• [Labeled box records]
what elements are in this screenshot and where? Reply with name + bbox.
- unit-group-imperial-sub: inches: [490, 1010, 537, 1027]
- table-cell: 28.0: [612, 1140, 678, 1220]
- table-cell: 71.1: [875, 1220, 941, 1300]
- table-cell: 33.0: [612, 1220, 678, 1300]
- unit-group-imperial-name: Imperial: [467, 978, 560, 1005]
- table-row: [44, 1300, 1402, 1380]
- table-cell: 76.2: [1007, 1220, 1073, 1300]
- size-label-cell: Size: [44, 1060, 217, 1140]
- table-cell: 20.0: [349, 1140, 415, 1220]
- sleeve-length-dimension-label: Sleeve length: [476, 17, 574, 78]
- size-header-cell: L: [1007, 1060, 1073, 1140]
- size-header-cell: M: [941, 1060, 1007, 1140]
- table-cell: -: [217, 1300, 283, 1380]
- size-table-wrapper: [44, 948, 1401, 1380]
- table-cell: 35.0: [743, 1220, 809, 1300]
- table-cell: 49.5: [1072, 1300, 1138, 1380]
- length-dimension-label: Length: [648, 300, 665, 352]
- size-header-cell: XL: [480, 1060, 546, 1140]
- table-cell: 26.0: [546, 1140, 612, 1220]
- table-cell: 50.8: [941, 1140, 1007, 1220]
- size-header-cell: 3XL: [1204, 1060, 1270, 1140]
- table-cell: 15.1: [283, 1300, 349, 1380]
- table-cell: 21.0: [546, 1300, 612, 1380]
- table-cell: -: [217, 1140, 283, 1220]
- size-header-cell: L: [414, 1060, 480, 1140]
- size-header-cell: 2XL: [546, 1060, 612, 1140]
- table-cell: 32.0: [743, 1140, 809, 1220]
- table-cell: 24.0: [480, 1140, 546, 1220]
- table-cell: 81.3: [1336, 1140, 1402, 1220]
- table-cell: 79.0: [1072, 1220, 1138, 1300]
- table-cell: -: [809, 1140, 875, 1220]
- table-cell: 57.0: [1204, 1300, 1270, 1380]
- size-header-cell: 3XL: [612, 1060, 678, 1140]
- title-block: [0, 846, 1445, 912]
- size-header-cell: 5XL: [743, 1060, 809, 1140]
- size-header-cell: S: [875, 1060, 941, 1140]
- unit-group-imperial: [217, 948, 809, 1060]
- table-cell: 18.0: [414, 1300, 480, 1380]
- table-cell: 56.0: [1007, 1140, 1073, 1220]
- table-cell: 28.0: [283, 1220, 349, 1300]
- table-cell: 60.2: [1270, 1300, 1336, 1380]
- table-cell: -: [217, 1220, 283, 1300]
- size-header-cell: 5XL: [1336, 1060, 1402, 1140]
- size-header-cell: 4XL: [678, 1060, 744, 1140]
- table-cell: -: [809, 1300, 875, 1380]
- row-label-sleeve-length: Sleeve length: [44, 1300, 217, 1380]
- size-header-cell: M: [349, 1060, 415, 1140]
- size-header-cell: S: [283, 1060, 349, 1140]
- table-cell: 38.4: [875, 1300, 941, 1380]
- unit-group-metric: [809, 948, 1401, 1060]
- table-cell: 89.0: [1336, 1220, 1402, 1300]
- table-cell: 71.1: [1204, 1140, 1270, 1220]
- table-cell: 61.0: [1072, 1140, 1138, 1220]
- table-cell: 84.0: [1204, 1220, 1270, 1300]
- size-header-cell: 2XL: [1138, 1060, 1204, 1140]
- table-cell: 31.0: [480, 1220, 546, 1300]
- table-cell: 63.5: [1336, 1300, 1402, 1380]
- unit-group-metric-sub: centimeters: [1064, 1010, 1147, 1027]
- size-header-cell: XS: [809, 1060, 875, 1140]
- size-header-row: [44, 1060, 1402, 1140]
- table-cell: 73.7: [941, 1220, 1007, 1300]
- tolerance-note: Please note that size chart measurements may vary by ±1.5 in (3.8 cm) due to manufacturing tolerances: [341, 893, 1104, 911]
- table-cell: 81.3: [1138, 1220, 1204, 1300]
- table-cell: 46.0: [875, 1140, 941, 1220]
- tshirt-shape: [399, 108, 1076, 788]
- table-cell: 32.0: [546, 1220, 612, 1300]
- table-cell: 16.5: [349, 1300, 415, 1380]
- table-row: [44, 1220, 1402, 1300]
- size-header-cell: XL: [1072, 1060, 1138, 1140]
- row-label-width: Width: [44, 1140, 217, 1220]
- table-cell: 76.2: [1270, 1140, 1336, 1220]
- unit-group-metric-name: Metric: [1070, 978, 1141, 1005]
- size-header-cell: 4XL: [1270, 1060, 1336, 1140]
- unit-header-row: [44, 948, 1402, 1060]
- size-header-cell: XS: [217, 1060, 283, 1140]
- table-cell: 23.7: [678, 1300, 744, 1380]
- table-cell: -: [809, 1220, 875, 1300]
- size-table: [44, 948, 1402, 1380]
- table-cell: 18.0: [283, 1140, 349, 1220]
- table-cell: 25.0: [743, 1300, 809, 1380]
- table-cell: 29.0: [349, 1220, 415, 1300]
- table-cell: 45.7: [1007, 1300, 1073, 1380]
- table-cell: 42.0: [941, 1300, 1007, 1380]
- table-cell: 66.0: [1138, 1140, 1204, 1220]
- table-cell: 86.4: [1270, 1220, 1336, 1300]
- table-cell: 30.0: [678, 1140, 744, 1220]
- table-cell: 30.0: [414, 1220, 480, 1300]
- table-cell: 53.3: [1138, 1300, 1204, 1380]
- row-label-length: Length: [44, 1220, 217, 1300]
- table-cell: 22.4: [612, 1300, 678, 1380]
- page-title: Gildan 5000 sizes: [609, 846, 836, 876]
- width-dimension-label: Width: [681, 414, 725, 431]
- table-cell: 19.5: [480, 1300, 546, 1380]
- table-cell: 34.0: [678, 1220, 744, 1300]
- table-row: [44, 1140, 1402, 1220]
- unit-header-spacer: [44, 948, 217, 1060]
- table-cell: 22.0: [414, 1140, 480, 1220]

• [Task to carry out] Extract the lines starting at the beginning of the records and ending at the line that contains "- length-dimension-label: Length: [648, 300, 665, 352]", both ends included. Reproduce them verbatim.

• [Response to the exercise]
what elements are in this screenshot and where? Reply with name + bbox.
- unit-group-imperial-sub: inches: [490, 1010, 537, 1027]
- table-cell: 28.0: [612, 1140, 678, 1220]
- table-cell: 71.1: [875, 1220, 941, 1300]
- table-cell: 33.0: [612, 1220, 678, 1300]
- unit-group-imperial-name: Imperial: [467, 978, 560, 1005]
- table-row: [44, 1300, 1402, 1380]
- table-cell: 76.2: [1007, 1220, 1073, 1300]
- size-label-cell: Size: [44, 1060, 217, 1140]
- table-cell: 20.0: [349, 1140, 415, 1220]
- sleeve-length-dimension-label: Sleeve length: [476, 17, 574, 78]
- size-header-cell: L: [1007, 1060, 1073, 1140]
- size-header-cell: M: [941, 1060, 1007, 1140]
- table-cell: -: [217, 1300, 283, 1380]
- size-table-wrapper: [44, 948, 1401, 1380]
- table-cell: 35.0: [743, 1220, 809, 1300]
- table-cell: 49.5: [1072, 1300, 1138, 1380]
- length-dimension-label: Length: [648, 300, 665, 352]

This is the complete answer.